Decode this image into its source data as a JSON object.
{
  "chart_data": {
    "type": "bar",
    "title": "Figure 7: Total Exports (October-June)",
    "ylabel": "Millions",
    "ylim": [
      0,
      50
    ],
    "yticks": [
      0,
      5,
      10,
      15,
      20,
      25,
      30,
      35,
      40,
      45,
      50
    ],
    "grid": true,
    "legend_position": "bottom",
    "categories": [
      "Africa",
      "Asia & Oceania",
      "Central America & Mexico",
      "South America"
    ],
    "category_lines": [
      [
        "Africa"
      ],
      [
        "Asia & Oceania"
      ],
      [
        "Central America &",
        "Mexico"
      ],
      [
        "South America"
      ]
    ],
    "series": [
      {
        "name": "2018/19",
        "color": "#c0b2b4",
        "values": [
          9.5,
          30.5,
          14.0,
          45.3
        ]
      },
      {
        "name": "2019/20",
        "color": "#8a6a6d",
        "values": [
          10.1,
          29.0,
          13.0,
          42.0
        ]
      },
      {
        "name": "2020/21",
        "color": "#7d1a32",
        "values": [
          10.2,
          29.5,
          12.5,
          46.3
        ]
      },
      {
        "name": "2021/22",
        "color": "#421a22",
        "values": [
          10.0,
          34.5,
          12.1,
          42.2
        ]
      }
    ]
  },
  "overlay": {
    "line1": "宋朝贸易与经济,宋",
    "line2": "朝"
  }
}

----------

WHAT IS BEING ASKED. Reproduce the material above without altering a single character.

TASK RESULT.
Decode this image into its source data as a JSON object.
{
  "chart_data": {
    "type": "bar",
    "title": "Figure 7: Total Exports (October-June)",
    "ylabel": "Millions",
    "ylim": [
      0,
      50
    ],
    "yticks": [
      0,
      5,
      10,
      15,
      20,
      25,
      30,
      35,
      40,
      45,
      50
    ],
    "grid": true,
    "legend_position": "bottom",
    "categories": [
      "Africa",
      "Asia & Oceania",
      "Central America & Mexico",
      "South America"
    ],
    "category_lines": [
      [
        "Africa"
      ],
      [
        "Asia & Oceania"
      ],
      [
        "Central America &",
        "Mexico"
      ],
      [
        "South America"
      ]
    ],
    "series": [
      {
        "name": "2018/19",
        "color": "#c0b2b4",
        "values": [
          9.5,
          30.5,
          14.0,
          45.3
        ]
      },
      {
        "name": "2019/20",
        "color": "#8a6a6d",
        "values": [
          10.1,
          29.0,
          13.0,
          42.0
        ]
      },
      {
        "name": "2020/21",
        "color": "#7d1a32",
        "values": [
          10.2,
          29.5,
          12.5,
          46.3
        ]
      },
      {
        "name": "2021/22",
        "color": "#421a22",
        "values": [
          10.0,
          34.5,
          12.1,
          42.2
        ]
      }
    ]
  },
  "overlay": {
    "line1": "宋朝贸易与经济,宋",
    "line2": "朝"
  }
}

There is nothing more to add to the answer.